(Material for this task)
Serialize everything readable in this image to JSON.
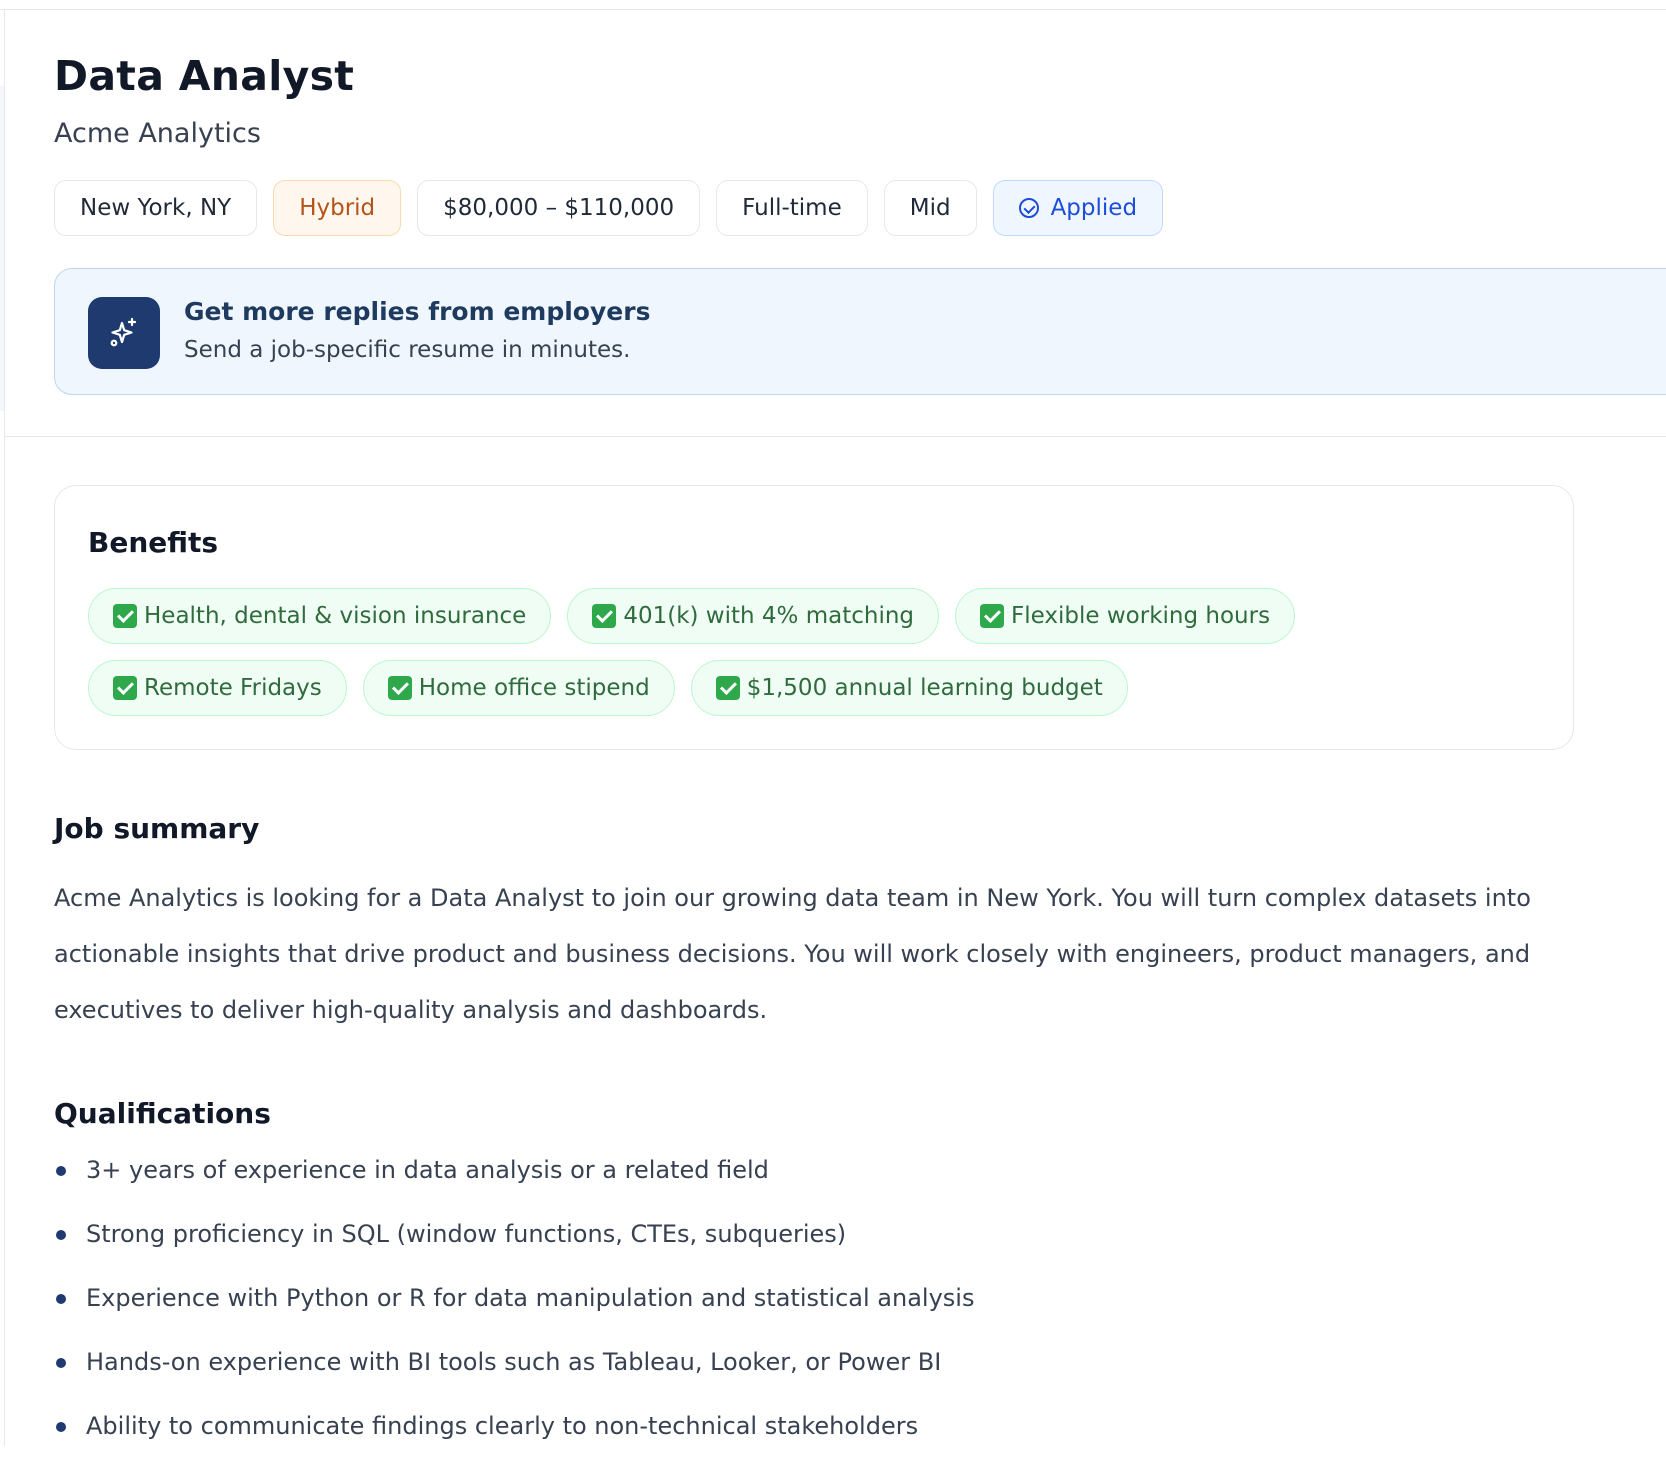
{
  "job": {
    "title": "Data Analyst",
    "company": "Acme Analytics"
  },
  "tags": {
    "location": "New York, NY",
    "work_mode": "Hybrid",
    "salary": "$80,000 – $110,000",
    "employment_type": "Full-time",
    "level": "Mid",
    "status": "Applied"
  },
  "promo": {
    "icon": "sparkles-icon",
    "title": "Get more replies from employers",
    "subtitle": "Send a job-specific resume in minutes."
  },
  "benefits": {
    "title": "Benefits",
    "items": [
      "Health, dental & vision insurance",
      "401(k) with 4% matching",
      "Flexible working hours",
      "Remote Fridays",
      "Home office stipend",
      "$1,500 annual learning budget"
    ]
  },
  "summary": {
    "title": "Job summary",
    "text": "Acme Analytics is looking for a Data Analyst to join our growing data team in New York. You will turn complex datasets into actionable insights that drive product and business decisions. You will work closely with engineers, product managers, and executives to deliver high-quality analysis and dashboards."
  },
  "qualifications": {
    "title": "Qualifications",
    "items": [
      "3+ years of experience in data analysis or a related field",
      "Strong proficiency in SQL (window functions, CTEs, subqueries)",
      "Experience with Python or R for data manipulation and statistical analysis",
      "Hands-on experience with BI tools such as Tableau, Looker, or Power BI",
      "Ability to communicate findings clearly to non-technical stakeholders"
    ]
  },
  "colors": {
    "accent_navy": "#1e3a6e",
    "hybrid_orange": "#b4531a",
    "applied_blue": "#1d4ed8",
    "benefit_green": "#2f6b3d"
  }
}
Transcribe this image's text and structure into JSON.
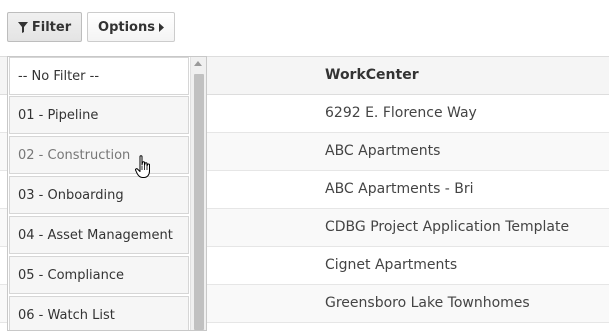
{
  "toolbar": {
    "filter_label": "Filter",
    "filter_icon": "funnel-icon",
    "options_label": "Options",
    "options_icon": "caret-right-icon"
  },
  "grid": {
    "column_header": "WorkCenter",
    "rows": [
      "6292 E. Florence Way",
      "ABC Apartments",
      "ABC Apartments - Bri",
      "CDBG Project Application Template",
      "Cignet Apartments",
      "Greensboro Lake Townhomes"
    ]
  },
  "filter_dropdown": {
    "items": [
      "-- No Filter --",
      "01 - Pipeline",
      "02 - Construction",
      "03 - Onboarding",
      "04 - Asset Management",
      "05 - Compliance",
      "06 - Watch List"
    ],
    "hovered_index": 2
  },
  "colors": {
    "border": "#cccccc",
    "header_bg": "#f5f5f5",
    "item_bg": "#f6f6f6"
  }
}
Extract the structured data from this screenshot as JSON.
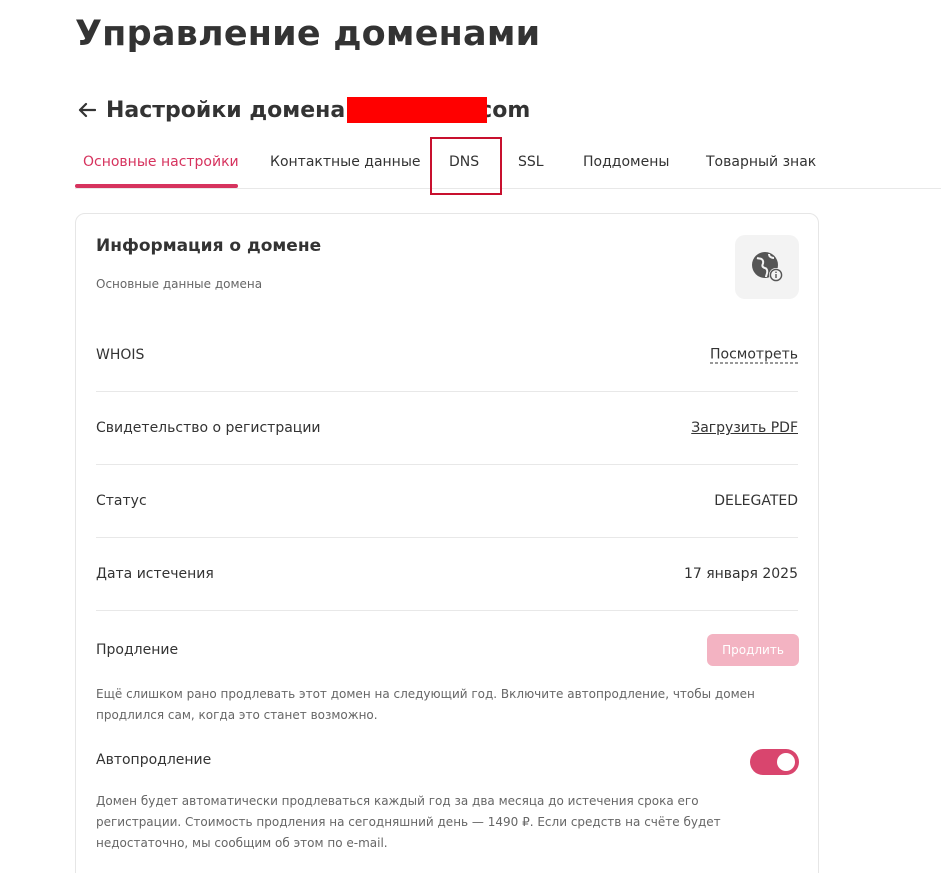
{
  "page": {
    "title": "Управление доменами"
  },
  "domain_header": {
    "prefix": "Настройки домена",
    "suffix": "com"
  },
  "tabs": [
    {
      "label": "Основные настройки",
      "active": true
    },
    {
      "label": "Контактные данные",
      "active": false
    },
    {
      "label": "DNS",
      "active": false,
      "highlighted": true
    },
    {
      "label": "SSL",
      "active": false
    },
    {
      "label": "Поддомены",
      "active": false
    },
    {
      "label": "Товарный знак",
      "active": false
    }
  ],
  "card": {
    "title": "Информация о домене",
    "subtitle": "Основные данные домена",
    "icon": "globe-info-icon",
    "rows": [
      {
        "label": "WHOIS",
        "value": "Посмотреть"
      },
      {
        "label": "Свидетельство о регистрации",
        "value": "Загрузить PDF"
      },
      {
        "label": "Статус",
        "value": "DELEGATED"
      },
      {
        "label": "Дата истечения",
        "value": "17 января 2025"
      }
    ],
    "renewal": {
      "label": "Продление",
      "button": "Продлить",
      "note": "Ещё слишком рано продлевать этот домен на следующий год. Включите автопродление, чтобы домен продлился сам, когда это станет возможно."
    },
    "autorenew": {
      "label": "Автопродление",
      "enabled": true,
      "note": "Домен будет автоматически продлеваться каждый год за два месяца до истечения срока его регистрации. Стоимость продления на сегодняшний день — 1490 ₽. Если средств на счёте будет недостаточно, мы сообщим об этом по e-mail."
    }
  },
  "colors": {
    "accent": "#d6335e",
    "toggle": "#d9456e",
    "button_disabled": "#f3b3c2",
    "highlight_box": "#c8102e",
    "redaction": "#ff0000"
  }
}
==
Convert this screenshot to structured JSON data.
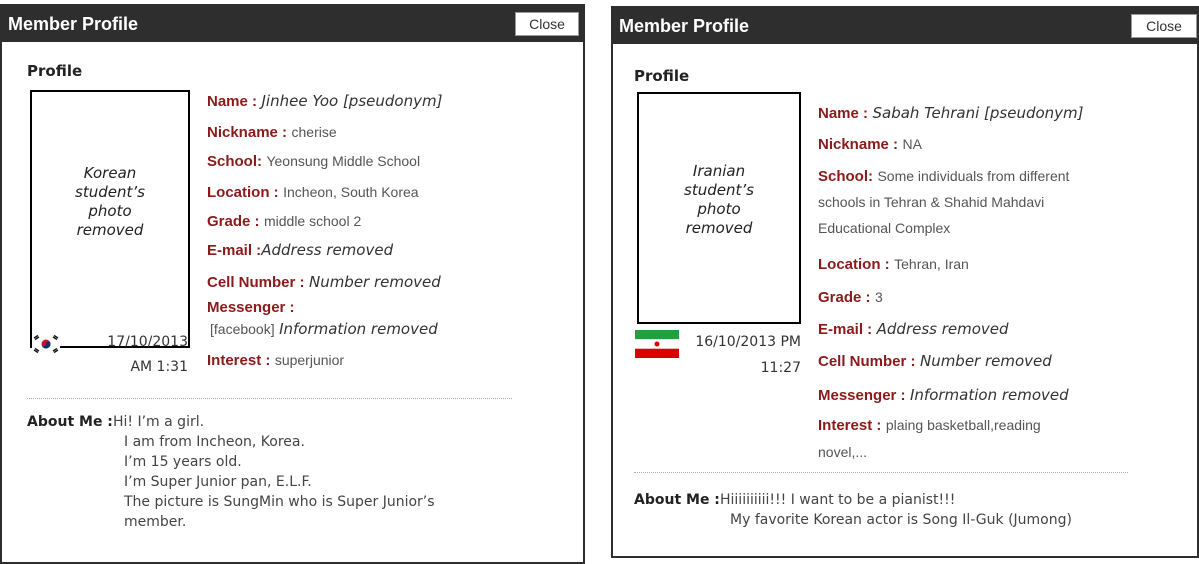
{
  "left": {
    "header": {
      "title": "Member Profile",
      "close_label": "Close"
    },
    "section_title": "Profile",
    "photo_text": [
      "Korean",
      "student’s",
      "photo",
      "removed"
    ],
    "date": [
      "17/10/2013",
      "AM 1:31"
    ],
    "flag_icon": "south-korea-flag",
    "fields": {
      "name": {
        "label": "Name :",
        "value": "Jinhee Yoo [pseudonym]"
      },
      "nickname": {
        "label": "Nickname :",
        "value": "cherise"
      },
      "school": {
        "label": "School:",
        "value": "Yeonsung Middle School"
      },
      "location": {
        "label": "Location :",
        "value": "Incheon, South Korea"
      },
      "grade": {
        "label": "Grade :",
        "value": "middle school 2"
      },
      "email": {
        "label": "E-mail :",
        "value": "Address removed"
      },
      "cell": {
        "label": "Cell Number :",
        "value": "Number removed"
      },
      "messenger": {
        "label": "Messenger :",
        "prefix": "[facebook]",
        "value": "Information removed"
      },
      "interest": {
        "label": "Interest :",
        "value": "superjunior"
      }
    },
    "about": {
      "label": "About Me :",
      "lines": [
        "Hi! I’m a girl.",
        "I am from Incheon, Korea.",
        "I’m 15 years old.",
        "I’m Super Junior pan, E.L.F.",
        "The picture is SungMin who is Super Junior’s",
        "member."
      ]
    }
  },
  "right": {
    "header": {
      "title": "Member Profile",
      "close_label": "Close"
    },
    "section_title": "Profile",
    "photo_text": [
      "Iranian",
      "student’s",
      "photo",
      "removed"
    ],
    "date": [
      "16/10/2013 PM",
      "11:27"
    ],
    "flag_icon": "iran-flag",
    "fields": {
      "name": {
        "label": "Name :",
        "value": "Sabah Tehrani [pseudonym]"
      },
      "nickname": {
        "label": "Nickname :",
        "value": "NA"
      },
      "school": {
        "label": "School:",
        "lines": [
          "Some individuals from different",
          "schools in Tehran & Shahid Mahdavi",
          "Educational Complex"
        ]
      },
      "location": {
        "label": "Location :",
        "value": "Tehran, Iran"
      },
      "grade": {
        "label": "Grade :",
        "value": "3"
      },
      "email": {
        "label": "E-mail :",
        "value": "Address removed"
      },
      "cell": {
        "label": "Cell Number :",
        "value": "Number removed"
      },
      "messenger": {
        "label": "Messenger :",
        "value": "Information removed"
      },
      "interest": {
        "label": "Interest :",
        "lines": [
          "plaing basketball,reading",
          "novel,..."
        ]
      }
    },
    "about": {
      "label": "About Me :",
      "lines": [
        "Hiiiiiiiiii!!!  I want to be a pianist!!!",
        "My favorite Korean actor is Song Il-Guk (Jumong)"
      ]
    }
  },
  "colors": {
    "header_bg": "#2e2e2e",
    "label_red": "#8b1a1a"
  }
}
* * *
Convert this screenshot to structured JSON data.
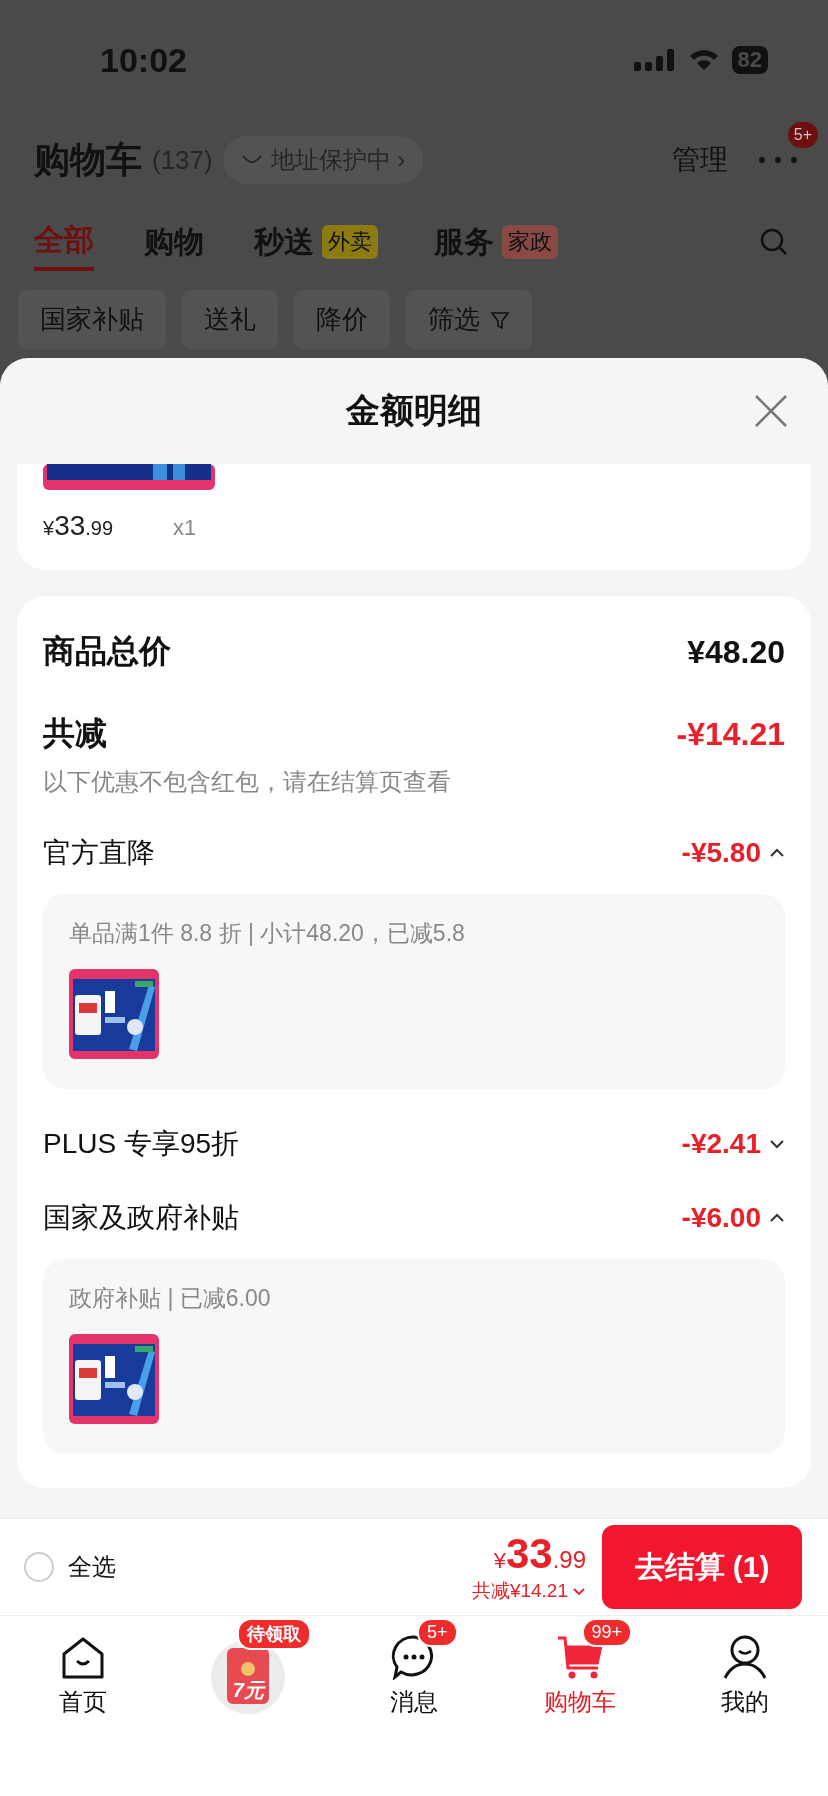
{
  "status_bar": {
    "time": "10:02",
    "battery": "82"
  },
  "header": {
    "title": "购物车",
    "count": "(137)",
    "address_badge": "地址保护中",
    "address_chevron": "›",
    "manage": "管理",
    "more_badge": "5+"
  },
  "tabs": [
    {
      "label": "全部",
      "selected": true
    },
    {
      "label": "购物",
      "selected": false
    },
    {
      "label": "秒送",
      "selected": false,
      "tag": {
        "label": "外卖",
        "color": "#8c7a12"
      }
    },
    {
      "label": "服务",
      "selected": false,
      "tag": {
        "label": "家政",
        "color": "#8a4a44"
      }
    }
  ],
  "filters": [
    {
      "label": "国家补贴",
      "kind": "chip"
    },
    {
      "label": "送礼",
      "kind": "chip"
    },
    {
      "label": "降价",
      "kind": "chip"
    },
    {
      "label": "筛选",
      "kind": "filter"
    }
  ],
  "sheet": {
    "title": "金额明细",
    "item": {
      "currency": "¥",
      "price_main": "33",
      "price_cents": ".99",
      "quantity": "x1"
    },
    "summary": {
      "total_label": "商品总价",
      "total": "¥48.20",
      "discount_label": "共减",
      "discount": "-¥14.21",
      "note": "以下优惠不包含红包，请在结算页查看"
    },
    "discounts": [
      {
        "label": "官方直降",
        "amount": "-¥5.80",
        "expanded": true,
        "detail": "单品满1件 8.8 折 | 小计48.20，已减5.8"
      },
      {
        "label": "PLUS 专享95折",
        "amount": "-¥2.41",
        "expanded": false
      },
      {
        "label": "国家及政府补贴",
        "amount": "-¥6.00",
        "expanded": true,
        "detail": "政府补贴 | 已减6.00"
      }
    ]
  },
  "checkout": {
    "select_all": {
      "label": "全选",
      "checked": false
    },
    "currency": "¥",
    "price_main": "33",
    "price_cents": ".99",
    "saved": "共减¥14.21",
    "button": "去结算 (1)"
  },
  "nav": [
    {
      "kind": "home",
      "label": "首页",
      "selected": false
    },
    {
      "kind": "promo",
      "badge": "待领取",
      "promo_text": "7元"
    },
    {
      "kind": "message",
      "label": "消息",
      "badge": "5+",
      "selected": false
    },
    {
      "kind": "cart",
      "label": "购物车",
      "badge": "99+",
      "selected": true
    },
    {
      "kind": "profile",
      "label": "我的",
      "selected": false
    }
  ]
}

(Set problem)
Find every line in the records above that holds the word "time", and copy each one.

(Complete response)
    "employment_type": "Full-time",
    "time": "10:02",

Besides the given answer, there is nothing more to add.